The input:
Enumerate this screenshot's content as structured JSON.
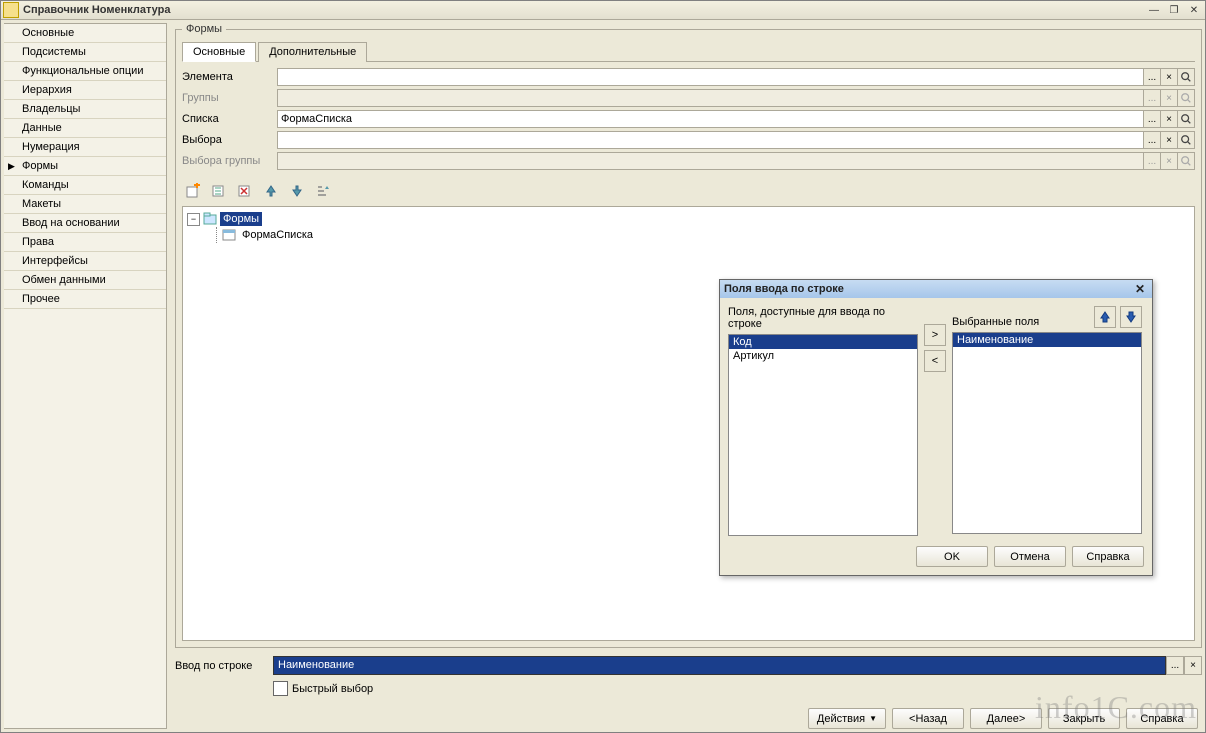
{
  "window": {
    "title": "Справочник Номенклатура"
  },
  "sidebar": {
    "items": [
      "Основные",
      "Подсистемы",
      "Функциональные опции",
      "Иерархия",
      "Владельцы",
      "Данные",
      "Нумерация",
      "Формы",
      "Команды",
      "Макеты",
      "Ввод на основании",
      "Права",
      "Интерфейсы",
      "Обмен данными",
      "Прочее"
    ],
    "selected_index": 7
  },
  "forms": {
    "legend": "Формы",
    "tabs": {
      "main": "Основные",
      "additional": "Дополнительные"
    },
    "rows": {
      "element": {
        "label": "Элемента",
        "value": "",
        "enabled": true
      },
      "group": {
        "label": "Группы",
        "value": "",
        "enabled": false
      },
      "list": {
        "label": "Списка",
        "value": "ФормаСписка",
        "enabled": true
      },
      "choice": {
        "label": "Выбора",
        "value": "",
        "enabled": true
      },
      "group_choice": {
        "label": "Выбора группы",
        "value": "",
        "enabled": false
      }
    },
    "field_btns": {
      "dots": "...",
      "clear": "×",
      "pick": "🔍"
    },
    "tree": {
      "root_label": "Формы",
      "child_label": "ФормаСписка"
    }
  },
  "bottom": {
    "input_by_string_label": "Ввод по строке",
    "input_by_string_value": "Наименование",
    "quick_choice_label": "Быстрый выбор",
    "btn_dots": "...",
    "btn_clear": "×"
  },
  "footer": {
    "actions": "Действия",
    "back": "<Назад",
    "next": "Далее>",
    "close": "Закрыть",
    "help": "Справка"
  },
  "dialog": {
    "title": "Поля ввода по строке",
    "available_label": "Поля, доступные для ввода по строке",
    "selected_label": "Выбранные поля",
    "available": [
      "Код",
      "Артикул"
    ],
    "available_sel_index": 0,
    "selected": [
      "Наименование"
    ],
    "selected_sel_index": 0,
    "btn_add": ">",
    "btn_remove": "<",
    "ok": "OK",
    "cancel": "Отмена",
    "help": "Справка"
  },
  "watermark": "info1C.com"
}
--
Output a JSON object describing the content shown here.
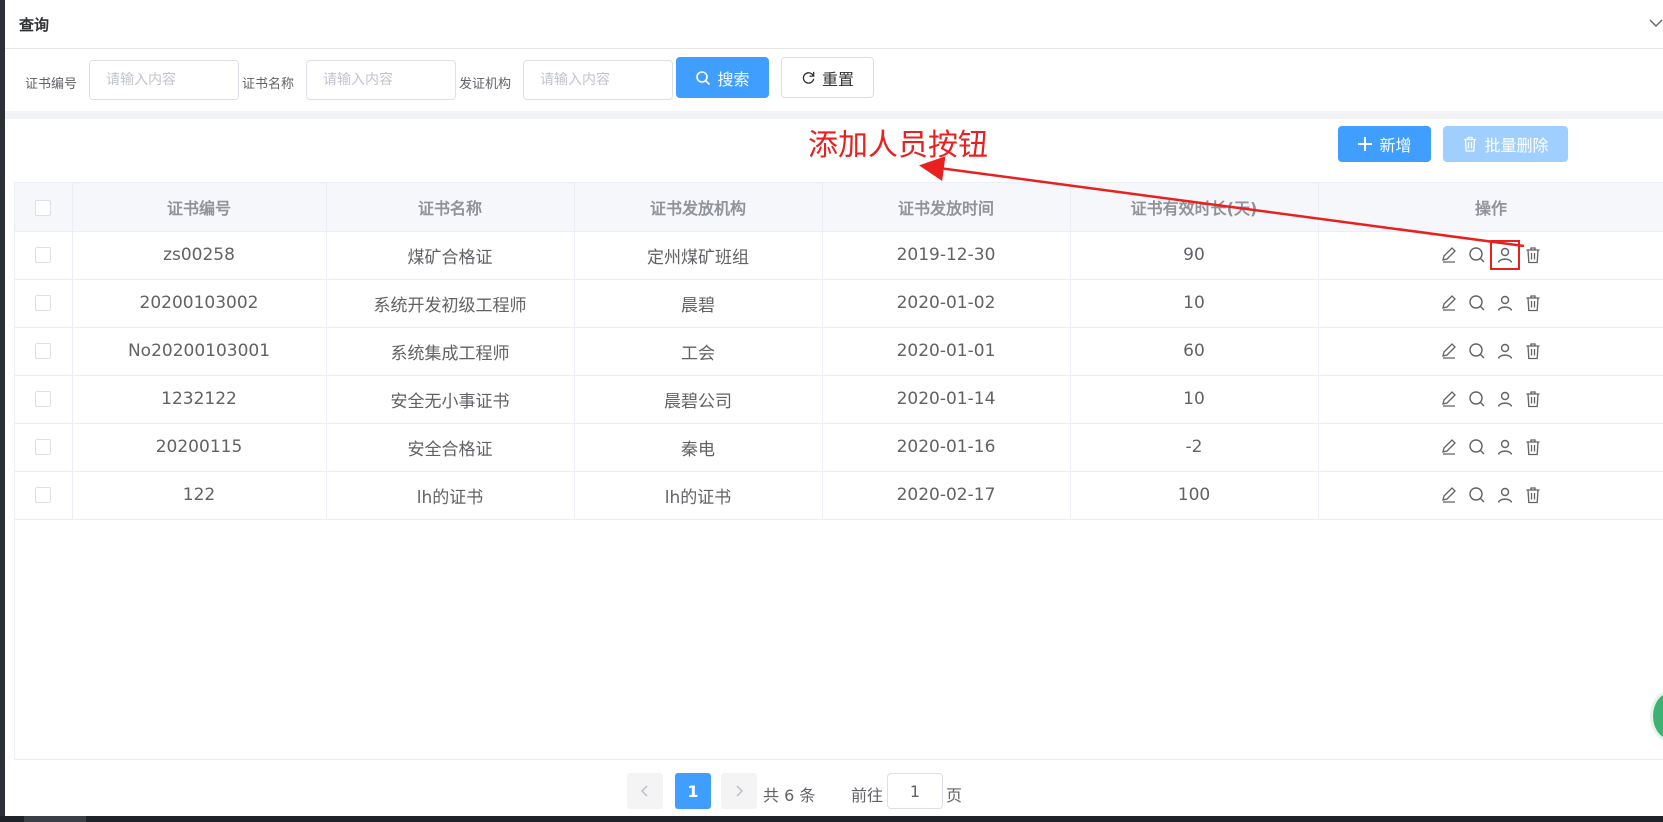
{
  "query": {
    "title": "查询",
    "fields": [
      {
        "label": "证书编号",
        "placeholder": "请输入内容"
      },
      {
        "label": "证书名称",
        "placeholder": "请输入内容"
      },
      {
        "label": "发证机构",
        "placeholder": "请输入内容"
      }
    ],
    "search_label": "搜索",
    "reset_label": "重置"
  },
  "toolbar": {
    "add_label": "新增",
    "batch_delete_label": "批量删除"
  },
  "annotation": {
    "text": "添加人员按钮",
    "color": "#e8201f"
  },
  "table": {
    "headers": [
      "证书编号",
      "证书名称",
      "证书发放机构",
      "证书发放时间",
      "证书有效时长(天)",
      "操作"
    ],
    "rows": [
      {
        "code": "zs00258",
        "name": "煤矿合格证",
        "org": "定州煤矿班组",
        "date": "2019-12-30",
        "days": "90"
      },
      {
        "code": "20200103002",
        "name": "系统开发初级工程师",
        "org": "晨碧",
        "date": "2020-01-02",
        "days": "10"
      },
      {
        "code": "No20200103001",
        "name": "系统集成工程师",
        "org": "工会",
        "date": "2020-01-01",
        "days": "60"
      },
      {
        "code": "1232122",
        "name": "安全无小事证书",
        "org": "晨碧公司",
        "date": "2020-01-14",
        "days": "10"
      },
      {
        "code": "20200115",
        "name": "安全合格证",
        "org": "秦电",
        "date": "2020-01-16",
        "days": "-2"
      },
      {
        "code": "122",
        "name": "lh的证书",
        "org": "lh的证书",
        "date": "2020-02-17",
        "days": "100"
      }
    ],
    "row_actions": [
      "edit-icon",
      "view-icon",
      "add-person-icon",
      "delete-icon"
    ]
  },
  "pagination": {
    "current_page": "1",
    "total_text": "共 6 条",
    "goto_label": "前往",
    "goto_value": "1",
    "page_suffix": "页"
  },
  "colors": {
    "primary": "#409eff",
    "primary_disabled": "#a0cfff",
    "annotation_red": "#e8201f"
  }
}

Exercise instructions: Copy every line above that includes the string "code".

Solved exercise:
        "code": "zs00258",
        "code": "20200103002",
        "code": "No20200103001",
        "code": "1232122",
        "code": "20200115",
        "code": "122",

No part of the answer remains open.